What the exercise asks: Below is a listing. Gather each line of it that contains "ratio".
** start of Source records **
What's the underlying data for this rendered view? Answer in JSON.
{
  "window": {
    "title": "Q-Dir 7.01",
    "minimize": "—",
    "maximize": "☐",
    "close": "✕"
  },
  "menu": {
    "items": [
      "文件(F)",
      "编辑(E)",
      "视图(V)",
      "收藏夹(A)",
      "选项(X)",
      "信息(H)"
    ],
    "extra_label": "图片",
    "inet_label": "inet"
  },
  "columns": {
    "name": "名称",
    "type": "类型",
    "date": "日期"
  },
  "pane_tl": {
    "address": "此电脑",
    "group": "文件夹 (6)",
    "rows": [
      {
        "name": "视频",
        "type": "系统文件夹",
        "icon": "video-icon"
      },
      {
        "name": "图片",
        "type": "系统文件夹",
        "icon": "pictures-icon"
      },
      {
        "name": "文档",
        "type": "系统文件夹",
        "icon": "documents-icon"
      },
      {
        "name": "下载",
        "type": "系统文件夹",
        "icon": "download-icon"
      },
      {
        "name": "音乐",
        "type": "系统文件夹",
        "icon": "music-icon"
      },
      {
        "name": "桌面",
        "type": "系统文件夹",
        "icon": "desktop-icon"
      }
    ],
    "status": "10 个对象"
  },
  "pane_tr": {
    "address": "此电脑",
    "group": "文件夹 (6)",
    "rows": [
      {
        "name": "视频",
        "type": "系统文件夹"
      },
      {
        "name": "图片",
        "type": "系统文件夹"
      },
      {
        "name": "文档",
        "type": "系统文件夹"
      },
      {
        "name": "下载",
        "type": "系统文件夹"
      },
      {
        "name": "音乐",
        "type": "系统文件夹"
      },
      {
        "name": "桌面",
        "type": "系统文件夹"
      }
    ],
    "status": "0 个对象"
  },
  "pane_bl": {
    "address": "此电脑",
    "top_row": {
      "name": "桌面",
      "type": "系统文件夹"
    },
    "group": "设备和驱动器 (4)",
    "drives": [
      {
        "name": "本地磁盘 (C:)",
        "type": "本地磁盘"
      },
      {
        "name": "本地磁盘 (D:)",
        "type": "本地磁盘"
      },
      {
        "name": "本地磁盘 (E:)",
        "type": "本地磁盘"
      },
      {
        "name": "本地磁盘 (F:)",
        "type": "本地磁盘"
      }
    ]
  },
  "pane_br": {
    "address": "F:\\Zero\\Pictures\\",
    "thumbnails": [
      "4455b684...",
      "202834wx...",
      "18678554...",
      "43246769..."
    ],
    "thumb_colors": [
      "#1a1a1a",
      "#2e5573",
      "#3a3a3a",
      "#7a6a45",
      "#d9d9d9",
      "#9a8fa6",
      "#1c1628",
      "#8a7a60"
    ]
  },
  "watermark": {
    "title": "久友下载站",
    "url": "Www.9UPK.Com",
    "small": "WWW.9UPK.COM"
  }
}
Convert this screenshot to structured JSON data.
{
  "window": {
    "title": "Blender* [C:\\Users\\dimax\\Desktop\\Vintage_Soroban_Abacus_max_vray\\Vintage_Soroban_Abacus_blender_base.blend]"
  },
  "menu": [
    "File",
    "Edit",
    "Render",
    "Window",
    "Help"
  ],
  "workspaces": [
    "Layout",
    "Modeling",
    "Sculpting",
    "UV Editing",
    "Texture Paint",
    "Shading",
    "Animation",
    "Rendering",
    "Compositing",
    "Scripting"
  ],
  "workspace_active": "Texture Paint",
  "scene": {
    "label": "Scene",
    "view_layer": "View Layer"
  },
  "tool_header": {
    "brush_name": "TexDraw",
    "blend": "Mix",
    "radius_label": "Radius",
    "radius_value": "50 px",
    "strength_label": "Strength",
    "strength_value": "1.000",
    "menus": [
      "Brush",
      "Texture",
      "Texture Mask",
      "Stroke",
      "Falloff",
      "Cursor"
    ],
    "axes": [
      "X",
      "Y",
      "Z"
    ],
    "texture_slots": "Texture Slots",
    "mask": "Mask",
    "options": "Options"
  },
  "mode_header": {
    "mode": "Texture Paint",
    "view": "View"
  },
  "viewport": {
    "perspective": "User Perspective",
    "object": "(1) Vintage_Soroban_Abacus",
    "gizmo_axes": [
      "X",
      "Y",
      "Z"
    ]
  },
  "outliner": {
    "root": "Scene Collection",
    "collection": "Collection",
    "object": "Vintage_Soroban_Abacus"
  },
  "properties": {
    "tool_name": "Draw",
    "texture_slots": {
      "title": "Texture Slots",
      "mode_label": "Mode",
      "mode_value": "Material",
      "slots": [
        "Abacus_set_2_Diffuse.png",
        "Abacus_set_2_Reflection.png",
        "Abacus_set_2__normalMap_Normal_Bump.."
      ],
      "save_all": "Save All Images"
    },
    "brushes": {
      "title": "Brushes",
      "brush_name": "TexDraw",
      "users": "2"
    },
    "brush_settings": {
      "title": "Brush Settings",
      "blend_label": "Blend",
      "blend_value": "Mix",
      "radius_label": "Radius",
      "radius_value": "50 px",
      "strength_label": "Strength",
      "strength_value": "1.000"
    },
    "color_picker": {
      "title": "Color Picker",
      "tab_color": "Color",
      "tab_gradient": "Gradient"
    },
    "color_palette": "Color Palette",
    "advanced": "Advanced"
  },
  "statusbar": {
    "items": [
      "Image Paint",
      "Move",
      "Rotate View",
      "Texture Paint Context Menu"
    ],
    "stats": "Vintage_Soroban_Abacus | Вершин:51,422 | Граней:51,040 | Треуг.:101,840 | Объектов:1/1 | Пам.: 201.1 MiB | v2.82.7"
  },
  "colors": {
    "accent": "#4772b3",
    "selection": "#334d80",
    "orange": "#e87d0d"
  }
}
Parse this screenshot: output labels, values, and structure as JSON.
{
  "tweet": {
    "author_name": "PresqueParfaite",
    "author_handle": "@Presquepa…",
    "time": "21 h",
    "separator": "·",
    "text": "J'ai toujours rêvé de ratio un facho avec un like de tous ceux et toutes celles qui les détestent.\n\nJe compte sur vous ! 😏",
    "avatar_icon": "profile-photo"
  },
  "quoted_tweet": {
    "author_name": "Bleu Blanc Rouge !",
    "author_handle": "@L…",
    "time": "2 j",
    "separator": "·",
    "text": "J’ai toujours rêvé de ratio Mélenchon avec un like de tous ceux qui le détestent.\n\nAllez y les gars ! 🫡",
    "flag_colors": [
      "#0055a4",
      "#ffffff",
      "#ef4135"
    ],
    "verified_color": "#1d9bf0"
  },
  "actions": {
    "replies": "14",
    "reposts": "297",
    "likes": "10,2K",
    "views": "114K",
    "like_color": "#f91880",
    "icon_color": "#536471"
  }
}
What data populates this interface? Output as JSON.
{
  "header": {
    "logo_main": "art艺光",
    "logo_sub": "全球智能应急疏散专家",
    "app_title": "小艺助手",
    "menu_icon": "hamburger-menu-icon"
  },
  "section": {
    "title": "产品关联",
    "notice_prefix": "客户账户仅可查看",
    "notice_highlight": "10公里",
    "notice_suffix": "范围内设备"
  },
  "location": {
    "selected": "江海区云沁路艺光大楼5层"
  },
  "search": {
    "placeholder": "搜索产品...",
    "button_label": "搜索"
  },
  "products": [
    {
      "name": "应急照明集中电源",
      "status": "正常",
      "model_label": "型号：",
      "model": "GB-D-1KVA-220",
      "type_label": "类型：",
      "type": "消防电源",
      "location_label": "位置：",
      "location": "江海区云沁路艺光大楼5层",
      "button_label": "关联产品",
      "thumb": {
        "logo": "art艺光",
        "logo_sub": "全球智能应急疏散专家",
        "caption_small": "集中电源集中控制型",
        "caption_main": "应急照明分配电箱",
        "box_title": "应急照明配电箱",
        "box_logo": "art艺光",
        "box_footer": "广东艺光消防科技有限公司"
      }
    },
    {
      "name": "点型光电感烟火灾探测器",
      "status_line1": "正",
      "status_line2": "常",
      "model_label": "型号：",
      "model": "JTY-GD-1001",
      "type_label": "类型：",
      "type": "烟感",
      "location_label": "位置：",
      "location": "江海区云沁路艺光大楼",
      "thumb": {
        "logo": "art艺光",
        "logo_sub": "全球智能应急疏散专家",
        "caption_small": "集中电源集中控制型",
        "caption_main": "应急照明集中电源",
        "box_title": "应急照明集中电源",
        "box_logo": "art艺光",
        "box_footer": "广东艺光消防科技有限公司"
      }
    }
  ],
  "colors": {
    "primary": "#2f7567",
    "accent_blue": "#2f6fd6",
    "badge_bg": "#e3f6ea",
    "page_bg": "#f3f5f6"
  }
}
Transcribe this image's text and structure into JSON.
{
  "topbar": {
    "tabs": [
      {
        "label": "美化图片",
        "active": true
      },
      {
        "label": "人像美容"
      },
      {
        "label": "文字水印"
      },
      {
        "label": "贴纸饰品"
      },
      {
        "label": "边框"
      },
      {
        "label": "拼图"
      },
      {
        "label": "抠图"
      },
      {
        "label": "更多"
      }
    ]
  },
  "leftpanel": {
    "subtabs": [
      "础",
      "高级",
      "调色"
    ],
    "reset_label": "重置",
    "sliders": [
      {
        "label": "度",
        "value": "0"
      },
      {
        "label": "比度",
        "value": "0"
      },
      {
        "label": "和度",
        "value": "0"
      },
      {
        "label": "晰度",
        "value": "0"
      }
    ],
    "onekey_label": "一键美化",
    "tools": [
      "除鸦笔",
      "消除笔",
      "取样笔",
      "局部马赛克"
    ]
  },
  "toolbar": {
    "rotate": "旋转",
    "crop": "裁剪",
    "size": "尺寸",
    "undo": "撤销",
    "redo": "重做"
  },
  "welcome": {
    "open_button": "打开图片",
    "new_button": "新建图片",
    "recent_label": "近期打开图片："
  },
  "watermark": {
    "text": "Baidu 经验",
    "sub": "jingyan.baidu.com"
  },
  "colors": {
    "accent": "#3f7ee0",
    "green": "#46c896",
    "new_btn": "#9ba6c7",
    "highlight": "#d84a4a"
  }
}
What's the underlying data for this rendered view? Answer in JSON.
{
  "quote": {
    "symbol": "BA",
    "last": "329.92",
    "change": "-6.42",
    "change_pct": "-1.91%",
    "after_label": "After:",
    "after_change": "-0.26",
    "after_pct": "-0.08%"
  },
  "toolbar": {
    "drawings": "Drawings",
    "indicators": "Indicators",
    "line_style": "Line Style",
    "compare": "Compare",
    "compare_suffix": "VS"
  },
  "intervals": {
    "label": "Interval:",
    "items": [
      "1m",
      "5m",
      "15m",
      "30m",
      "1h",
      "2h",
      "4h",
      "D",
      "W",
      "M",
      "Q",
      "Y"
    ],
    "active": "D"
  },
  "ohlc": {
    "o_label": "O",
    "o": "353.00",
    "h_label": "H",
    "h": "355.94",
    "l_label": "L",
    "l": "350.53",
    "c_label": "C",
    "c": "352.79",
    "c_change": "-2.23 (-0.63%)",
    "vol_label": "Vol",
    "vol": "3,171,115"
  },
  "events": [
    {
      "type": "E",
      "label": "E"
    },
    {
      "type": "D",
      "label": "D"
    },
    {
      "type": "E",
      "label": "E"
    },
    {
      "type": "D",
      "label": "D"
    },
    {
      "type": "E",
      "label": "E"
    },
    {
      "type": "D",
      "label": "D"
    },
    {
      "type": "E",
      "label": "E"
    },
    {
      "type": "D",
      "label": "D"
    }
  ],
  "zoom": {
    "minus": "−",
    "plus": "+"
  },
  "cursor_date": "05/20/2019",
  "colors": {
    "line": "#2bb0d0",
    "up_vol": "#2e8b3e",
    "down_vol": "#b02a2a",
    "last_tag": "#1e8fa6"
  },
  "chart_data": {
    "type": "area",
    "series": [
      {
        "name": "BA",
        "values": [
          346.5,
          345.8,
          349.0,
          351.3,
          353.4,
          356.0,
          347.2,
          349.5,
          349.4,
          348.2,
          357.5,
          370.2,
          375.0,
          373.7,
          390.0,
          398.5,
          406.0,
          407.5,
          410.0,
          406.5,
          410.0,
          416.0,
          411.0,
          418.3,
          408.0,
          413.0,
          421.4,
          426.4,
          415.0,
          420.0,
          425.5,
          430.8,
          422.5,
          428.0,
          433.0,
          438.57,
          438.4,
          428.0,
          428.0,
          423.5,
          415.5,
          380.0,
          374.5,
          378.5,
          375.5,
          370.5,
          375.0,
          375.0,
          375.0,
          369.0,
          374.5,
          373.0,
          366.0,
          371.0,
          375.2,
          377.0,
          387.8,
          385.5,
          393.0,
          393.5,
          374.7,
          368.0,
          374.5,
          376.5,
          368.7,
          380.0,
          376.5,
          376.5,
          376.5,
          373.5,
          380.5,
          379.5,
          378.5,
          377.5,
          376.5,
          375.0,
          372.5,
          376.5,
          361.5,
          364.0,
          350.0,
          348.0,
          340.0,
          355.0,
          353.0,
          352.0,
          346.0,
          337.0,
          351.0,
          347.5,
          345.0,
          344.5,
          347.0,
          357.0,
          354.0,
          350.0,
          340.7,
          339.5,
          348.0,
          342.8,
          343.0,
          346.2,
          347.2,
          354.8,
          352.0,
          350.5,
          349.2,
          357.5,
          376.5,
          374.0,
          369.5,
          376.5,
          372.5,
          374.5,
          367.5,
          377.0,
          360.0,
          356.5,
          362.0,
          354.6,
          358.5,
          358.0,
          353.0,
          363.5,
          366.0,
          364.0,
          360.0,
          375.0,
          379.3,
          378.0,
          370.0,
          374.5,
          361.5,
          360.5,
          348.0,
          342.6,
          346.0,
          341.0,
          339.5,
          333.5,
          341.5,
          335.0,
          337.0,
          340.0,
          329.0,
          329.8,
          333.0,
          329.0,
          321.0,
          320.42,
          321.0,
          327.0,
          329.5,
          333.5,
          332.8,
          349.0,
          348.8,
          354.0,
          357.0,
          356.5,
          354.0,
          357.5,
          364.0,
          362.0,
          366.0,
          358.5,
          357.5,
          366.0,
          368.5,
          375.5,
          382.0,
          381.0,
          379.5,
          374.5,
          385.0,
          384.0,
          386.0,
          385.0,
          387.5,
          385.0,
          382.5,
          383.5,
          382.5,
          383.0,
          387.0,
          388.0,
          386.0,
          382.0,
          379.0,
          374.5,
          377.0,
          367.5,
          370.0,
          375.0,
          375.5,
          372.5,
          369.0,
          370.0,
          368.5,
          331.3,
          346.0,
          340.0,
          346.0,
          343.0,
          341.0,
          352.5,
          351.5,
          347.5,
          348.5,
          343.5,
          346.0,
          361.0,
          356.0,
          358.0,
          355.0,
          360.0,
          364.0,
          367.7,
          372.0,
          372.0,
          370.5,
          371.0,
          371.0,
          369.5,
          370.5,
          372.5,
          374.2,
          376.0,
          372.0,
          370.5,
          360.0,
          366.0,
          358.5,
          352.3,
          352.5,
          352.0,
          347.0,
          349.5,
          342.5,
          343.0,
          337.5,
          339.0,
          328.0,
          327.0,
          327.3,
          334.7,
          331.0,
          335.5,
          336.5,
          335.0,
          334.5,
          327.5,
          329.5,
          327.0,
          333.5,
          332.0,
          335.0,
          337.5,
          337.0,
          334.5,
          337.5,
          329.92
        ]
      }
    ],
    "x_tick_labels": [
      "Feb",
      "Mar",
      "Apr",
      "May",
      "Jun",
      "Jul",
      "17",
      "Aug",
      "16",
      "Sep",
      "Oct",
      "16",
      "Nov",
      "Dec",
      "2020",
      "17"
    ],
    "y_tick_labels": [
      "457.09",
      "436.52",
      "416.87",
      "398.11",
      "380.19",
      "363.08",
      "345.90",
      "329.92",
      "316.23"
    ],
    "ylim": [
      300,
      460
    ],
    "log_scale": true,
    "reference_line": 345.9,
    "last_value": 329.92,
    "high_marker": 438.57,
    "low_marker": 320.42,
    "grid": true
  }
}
** end of Source records **
In response:
    "text": "J'ai toujours rêvé de ratio un facho avec un like de tous ceux et toutes celles qui les détestent.\n\nJe compte sur vous ! 😏",
    "text": "J’ai toujours rêvé de ratio Mélenchon avec un like de tous ceux qui le détestent.\n\nAllez y les gars ! 🫡",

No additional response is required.